• _Short problem_
Repeat every record below exactly, leaving out the pictures.
— START Data entries —
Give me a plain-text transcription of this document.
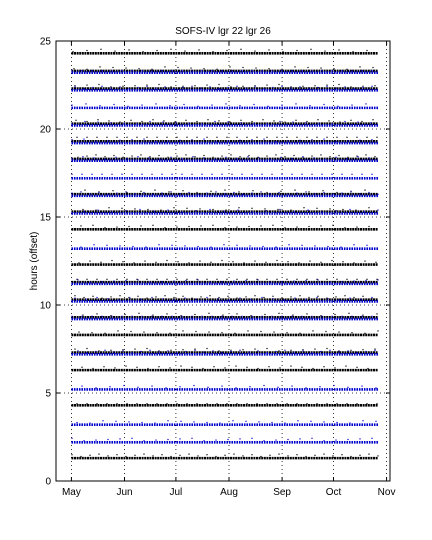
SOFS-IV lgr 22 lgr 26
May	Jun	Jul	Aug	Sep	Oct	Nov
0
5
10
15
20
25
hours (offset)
— END Data entries —
• _Worked answer_
Give me a plain-text transcription of this document.
SOFS-IV lgr 22 lgr 26
May	Jun	Jul	Aug	Sep	Oct	Nov
0
5
10
15
20
25
hours (offset)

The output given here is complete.